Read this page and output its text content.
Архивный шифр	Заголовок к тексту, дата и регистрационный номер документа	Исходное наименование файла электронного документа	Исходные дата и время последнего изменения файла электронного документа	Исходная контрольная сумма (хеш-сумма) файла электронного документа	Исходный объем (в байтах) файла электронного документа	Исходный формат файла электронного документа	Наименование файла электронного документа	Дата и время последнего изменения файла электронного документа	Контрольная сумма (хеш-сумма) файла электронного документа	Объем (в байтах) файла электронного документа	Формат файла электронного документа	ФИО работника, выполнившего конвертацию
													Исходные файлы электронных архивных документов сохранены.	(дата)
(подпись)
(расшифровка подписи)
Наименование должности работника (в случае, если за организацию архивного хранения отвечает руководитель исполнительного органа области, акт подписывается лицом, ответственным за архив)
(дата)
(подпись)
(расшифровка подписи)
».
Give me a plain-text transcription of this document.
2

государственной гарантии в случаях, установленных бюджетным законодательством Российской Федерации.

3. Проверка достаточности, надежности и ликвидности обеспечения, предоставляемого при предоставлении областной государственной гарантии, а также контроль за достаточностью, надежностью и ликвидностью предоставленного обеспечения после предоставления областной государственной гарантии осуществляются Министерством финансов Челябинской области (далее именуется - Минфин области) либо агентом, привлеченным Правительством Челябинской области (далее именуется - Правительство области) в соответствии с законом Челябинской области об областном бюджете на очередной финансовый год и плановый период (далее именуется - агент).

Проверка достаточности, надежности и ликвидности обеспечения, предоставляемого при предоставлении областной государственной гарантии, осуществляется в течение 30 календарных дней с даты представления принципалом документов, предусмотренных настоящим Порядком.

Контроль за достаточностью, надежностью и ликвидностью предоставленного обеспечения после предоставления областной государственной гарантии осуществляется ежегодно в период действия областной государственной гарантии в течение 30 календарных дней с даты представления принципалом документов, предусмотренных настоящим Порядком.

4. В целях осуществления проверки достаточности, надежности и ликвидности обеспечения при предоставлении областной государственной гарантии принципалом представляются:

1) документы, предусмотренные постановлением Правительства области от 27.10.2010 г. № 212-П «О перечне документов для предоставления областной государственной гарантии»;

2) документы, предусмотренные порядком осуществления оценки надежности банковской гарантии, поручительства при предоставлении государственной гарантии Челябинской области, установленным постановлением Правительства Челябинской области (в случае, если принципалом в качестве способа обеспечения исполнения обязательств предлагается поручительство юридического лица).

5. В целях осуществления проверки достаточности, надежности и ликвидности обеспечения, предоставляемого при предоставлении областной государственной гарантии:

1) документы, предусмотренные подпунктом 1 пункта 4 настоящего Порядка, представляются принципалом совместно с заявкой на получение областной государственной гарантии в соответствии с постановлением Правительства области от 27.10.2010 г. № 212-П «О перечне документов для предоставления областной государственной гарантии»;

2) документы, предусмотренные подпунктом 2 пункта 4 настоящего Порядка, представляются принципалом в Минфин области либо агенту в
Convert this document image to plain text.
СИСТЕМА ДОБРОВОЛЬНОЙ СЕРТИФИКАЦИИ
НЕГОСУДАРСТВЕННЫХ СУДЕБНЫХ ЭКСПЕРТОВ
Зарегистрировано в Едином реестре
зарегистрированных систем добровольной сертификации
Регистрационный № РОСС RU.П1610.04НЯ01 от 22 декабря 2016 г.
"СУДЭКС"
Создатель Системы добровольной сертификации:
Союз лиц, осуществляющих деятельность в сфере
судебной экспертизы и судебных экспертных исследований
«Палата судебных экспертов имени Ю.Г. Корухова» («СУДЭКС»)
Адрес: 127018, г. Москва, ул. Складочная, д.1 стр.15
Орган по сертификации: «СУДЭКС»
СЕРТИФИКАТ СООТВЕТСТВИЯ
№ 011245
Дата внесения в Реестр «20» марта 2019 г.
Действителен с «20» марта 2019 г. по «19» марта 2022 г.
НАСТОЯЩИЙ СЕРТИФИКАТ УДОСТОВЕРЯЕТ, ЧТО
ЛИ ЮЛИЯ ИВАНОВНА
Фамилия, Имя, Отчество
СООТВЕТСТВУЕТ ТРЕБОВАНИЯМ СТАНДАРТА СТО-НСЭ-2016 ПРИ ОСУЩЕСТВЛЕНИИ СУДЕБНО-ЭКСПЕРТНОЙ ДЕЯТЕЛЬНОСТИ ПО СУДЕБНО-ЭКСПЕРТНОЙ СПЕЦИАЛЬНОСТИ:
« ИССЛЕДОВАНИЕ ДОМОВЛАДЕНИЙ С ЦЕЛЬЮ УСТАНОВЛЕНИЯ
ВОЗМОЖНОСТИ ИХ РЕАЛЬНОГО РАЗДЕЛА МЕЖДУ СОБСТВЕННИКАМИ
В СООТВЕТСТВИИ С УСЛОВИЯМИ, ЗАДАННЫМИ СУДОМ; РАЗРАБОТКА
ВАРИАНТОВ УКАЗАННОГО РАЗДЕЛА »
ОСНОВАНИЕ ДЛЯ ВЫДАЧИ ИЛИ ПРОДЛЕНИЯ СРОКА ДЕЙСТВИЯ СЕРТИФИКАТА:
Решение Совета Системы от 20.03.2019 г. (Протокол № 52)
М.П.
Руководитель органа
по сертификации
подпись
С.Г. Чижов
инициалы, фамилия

::::::::

Given request:
Copy all data exactly, start to finish.

Expected answer:
Read this page and output its text content.
Архивный шифр	Заголовок к тексту, дата и регистрационный номер документа	Исходное наименование файла электронного документа	Исходные дата и время последнего изменения файла электронного документа	Исходная контрольная сумма (хеш-сумма) файла электронного документа	Исходный объем (в байтах) файла электронного документа	Исходный формат файла электронного документа	Наименование файла электронного документа	Дата и время последнего изменения файла электронного документа	Контрольная сумма (хеш-сумма) файла электронного документа	Объем (в байтах) файла электронного документа	Формат файла электронного документа	ФИО работника, выполнившего конвертацию
													Исходные файлы электронных архивных документов сохранены.	(дата)
(подпись)
(расшифровка подписи)
Наименование должности работника (в случае, если за организацию архивного хранения отвечает руководитель исполнительного органа области, акт подписывается лицом, ответственным за архив)
(дата)
(подпись)
(расшифровка подписи)
».
Give me a plain-text transcription of this document.
2

государственной гарантии в случаях, установленных бюджетным законодательством Российской Федерации.

3. Проверка достаточности, надежности и ликвидности обеспечения, предоставляемого при предоставлении областной государственной гарантии, а также контроль за достаточностью, надежностью и ликвидностью предоставленного обеспечения после предоставления областной государственной гарантии осуществляются Министерством финансов Челябинской области (далее именуется - Минфин области) либо агентом, привлеченным Правительством Челябинской области (далее именуется - Правительство области) в соответствии с законом Челябинской области об областном бюджете на очередной финансовый год и плановый период (далее именуется - агент).

Проверка достаточности, надежности и ликвидности обеспечения, предоставляемого при предоставлении областной государственной гарантии, осуществляется в течение 30 календарных дней с даты представления принципалом документов, предусмотренных настоящим Порядком.

Контроль за достаточностью, надежностью и ликвидностью предоставленного обеспечения после предоставления областной государственной гарантии осуществляется ежегодно в период действия областной государственной гарантии в течение 30 календарных дней с даты представления принципалом документов, предусмотренных настоящим Порядком.

4. В целях осуществления проверки достаточности, надежности и ликвидности обеспечения при предоставлении областной государственной гарантии принципалом представляются:

1) документы, предусмотренные постановлением Правительства области от 27.10.2010 г. № 212-П «О перечне документов для предоставления областной государственной гарантии»;

2) документы, предусмотренные порядком осуществления оценки надежности банковской гарантии, поручительства при предоставлении государственной гарантии Челябинской области, установленным постановлением Правительства Челябинской области (в случае, если принципалом в качестве способа обеспечения исполнения обязательств предлагается поручительство юридического лица).

5. В целях осуществления проверки достаточности, надежности и ликвидности обеспечения, предоставляемого при предоставлении областной государственной гарантии:

1) документы, предусмотренные подпунктом 1 пункта 4 настоящего Порядка, представляются принципалом совместно с заявкой на получение областной государственной гарантии в соответствии с постановлением Правительства области от 27.10.2010 г. № 212-П «О перечне документов для предоставления областной государственной гарантии»;

2) документы, предусмотренные подпунктом 2 пункта 4 настоящего Порядка, представляются принципалом в Минфин области либо агенту в
Convert this document image to plain text.
СИСТЕМА ДОБРОВОЛЬНОЙ СЕРТИФИКАЦИИ
НЕГОСУДАРСТВЕННЫХ СУДЕБНЫХ ЭКСПЕРТОВ
Зарегистрировано в Едином реестре
зарегистрированных систем добровольной сертификации
Регистрационный № РОСС RU.П1610.04НЯ01 от 22 декабря 2016 г.
"СУДЭКС"
Создатель Системы добровольной сертификации:
Союз лиц, осуществляющих деятельность в сфере
судебной экспертизы и судебных экспертных исследований
«Палата судебных экспертов имени Ю.Г. Корухова» («СУДЭКС»)
Адрес: 127018, г. Москва, ул. Складочная, д.1 стр.15
Орган по сертификации: «СУДЭКС»
СЕРТИФИКАТ СООТВЕТСТВИЯ
№ 011245
Дата внесения в Реестр «20» марта 2019 г.
Действителен с «20» марта 2019 г. по «19» марта 2022 г.
НАСТОЯЩИЙ СЕРТИФИКАТ УДОСТОВЕРЯЕТ, ЧТО
ЛИ ЮЛИЯ ИВАНОВНА
Фамилия, Имя, Отчество
СООТВЕТСТВУЕТ ТРЕБОВАНИЯМ СТАНДАРТА СТО-НСЭ-2016 ПРИ ОСУЩЕСТВЛЕНИИ СУДЕБНО-ЭКСПЕРТНОЙ ДЕЯТЕЛЬНОСТИ ПО СУДЕБНО-ЭКСПЕРТНОЙ СПЕЦИАЛЬНОСТИ:
« ИССЛЕДОВАНИЕ ДОМОВЛАДЕНИЙ С ЦЕЛЬЮ УСТАНОВЛЕНИЯ
ВОЗМОЖНОСТИ ИХ РЕАЛЬНОГО РАЗДЕЛА МЕЖДУ СОБСТВЕННИКАМИ
В СООТВЕТСТВИИ С УСЛОВИЯМИ, ЗАДАННЫМИ СУДОМ; РАЗРАБОТКА
ВАРИАНТОВ УКАЗАННОГО РАЗДЕЛА »
ОСНОВАНИЕ ДЛЯ ВЫДАЧИ ИЛИ ПРОДЛЕНИЯ СРОКА ДЕЙСТВИЯ СЕРТИФИКАТА:
Решение Совета Системы от 20.03.2019 г. (Протокол № 52)
М.П.
Руководитель органа
по сертификации
подпись
С.Г. Чижов
инициалы, фамилия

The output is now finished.